Rows from a figure dataset:
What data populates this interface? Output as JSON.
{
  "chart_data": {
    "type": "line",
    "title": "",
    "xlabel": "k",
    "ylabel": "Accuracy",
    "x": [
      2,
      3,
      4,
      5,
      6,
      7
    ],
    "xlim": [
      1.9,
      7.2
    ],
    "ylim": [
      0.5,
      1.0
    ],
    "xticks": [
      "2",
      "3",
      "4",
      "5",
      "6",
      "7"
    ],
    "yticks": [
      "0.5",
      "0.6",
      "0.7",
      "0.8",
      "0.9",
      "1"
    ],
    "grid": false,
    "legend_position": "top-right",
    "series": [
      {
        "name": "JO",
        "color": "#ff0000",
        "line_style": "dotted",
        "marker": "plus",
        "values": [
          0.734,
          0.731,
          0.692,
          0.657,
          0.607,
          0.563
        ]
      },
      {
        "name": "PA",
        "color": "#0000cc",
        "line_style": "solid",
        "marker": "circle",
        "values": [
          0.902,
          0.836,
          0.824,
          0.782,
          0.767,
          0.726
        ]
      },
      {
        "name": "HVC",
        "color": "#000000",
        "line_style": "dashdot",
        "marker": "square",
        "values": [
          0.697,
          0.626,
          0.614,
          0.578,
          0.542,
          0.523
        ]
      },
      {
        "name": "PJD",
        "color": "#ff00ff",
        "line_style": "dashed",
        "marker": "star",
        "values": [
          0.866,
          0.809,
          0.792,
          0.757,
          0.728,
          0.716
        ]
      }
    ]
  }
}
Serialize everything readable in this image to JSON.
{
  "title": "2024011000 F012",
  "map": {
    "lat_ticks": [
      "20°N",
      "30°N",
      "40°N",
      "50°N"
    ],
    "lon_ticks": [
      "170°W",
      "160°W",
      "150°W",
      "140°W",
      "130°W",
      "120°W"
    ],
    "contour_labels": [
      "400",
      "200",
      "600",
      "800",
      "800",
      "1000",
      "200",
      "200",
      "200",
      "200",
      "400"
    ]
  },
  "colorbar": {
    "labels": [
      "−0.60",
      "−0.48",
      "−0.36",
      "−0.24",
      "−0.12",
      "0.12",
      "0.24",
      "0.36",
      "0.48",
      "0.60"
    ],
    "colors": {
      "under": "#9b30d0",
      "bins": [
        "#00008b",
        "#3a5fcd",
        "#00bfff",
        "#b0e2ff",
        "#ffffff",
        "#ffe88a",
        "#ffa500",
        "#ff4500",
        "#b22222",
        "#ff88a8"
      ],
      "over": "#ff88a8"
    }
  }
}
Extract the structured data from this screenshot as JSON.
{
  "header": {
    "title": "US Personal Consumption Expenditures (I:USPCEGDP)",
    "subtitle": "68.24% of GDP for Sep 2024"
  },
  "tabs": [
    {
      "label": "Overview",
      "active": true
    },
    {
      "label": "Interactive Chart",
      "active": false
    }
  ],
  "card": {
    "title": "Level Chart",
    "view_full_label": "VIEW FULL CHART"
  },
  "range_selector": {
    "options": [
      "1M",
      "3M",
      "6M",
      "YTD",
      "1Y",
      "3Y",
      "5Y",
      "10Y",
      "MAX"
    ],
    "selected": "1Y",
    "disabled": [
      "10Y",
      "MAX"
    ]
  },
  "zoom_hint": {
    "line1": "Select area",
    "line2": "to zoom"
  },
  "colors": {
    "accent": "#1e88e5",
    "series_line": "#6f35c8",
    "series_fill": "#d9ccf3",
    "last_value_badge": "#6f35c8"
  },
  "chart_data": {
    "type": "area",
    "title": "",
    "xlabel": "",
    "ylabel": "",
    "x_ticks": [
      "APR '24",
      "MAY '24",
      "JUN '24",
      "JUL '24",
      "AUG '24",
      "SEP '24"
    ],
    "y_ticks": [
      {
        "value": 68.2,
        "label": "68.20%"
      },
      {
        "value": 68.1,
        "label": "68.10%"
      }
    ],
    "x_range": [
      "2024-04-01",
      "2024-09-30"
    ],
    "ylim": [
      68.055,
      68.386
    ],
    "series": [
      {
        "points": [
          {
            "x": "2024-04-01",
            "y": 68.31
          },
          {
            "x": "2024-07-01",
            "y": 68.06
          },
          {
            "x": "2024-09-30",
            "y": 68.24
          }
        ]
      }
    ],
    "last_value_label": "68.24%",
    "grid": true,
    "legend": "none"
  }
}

## What to work on
Transcribe the whole listing exactly.

## Expected answer
What data populates this interface? Output as JSON.
{
  "chart_data": {
    "type": "line",
    "title": "",
    "xlabel": "k",
    "ylabel": "Accuracy",
    "x": [
      2,
      3,
      4,
      5,
      6,
      7
    ],
    "xlim": [
      1.9,
      7.2
    ],
    "ylim": [
      0.5,
      1.0
    ],
    "xticks": [
      "2",
      "3",
      "4",
      "5",
      "6",
      "7"
    ],
    "yticks": [
      "0.5",
      "0.6",
      "0.7",
      "0.8",
      "0.9",
      "1"
    ],
    "grid": false,
    "legend_position": "top-right",
    "series": [
      {
        "name": "JO",
        "color": "#ff0000",
        "line_style": "dotted",
        "marker": "plus",
        "values": [
          0.734,
          0.731,
          0.692,
          0.657,
          0.607,
          0.563
        ]
      },
      {
        "name": "PA",
        "color": "#0000cc",
        "line_style": "solid",
        "marker": "circle",
        "values": [
          0.902,
          0.836,
          0.824,
          0.782,
          0.767,
          0.726
        ]
      },
      {
        "name": "HVC",
        "color": "#000000",
        "line_style": "dashdot",
        "marker": "square",
        "values": [
          0.697,
          0.626,
          0.614,
          0.578,
          0.542,
          0.523
        ]
      },
      {
        "name": "PJD",
        "color": "#ff00ff",
        "line_style": "dashed",
        "marker": "star",
        "values": [
          0.866,
          0.809,
          0.792,
          0.757,
          0.728,
          0.716
        ]
      }
    ]
  }
}
Serialize everything readable in this image to JSON.
{
  "title": "2024011000 F012",
  "map": {
    "lat_ticks": [
      "20°N",
      "30°N",
      "40°N",
      "50°N"
    ],
    "lon_ticks": [
      "170°W",
      "160°W",
      "150°W",
      "140°W",
      "130°W",
      "120°W"
    ],
    "contour_labels": [
      "400",
      "200",
      "600",
      "800",
      "800",
      "1000",
      "200",
      "200",
      "200",
      "200",
      "400"
    ]
  },
  "colorbar": {
    "labels": [
      "−0.60",
      "−0.48",
      "−0.36",
      "−0.24",
      "−0.12",
      "0.12",
      "0.24",
      "0.36",
      "0.48",
      "0.60"
    ],
    "colors": {
      "under": "#9b30d0",
      "bins": [
        "#00008b",
        "#3a5fcd",
        "#00bfff",
        "#b0e2ff",
        "#ffffff",
        "#ffe88a",
        "#ffa500",
        "#ff4500",
        "#b22222",
        "#ff88a8"
      ],
      "over": "#ff88a8"
    }
  }
}
Extract the structured data from this screenshot as JSON.
{
  "header": {
    "title": "US Personal Consumption Expenditures (I:USPCEGDP)",
    "subtitle": "68.24% of GDP for Sep 2024"
  },
  "tabs": [
    {
      "label": "Overview",
      "active": true
    },
    {
      "label": "Interactive Chart",
      "active": false
    }
  ],
  "card": {
    "title": "Level Chart",
    "view_full_label": "VIEW FULL CHART"
  },
  "range_selector": {
    "options": [
      "1M",
      "3M",
      "6M",
      "YTD",
      "1Y",
      "3Y",
      "5Y",
      "10Y",
      "MAX"
    ],
    "selected": "1Y",
    "disabled": [
      "10Y",
      "MAX"
    ]
  },
  "zoom_hint": {
    "line1": "Select area",
    "line2": "to zoom"
  },
  "colors": {
    "accent": "#1e88e5",
    "series_line": "#6f35c8",
    "series_fill": "#d9ccf3",
    "last_value_badge": "#6f35c8"
  },
  "chart_data": {
    "type": "area",
    "title": "",
    "xlabel": "",
    "ylabel": "",
    "x_ticks": [
      "APR '24",
      "MAY '24",
      "JUN '24",
      "JUL '24",
      "AUG '24",
      "SEP '24"
    ],
    "y_ticks": [
      {
        "value": 68.2,
        "label": "68.20%"
      },
      {
        "value": 68.1,
        "label": "68.10%"
      }
    ],
    "x_range": [
      "2024-04-01",
      "2024-09-30"
    ],
    "ylim": [
      68.055,
      68.386
    ],
    "series": [
      {
        "points": [
          {
            "x": "2024-04-01",
            "y": 68.31
          },
          {
            "x": "2024-07-01",
            "y": 68.06
          },
          {
            "x": "2024-09-30",
            "y": 68.24
          }
        ]
      }
    ],
    "last_value_label": "68.24%",
    "grid": true,
    "legend": "none"
  }
}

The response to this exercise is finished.